_EXERCISE REQUIREMENTS_:
Quote the entries below word for word, starting from their first line and ending after the line that contains "The upper end cap 84 is at (418, 122).".
start RECORDED DATA
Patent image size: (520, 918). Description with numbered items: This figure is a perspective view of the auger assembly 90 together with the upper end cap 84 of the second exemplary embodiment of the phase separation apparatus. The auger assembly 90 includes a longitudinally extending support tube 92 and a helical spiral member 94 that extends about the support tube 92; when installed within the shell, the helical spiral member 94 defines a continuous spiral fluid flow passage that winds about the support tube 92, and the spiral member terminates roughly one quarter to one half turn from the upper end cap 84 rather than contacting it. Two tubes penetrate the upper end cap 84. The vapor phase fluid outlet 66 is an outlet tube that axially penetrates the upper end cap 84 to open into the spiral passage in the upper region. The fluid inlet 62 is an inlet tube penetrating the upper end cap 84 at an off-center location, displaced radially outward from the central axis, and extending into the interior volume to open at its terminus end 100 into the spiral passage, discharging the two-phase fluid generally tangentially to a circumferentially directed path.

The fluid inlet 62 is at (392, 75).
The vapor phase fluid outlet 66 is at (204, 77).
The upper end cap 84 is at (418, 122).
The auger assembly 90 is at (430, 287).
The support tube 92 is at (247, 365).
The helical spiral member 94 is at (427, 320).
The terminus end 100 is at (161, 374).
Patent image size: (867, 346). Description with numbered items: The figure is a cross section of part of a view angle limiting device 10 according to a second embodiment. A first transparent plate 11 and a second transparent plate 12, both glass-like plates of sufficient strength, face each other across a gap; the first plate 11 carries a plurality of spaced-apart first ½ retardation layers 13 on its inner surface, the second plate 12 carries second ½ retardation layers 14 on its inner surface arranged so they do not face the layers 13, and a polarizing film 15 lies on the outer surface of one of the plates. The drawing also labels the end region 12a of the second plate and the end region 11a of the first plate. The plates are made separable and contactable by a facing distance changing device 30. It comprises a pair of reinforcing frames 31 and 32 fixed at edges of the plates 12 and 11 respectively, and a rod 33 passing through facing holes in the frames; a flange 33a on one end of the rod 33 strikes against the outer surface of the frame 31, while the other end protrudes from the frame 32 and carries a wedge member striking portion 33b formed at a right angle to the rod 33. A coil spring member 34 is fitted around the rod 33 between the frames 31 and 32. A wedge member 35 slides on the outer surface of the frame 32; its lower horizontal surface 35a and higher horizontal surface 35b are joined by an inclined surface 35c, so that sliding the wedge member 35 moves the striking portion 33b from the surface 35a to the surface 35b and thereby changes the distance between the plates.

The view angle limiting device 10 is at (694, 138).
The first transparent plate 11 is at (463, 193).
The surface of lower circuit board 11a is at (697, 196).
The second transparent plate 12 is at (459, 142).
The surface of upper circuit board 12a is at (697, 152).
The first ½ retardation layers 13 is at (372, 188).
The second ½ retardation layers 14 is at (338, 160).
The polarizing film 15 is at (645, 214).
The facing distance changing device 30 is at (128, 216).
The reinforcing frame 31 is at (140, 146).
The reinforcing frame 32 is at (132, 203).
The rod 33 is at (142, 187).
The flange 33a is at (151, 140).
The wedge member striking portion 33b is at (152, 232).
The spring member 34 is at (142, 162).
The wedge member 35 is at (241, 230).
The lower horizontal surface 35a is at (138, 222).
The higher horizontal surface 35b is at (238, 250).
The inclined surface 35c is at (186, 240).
end RECORDED DATA
_OUTPUT OF THE EXERCISE_:
Patent image size: (520, 918). Description with numbered items: This figure is a perspective view of the auger assembly 90 together with the upper end cap 84 of the second exemplary embodiment of the phase separation apparatus. The auger assembly 90 includes a longitudinally extending support tube 92 and a helical spiral member 94 that extends about the support tube 92; when installed within the shell, the helical spiral member 94 defines a continuous spiral fluid flow passage that winds about the support tube 92, and the spiral member terminates roughly one quarter to one half turn from the upper end cap 84 rather than contacting it. Two tubes penetrate the upper end cap 84. The vapor phase fluid outlet 66 is an outlet tube that axially penetrates the upper end cap 84 to open into the spiral passage in the upper region. The fluid inlet 62 is an inlet tube penetrating the upper end cap 84 at an off-center location, displaced radially outward from the central axis, and extending into the interior volume to open at its terminus end 100 into the spiral passage, discharging the two-phase fluid generally tangentially to a circumferentially directed path.

The fluid inlet 62 is at (392, 75).
The vapor phase fluid outlet 66 is at (204, 77).
The upper end cap 84 is at (418, 122).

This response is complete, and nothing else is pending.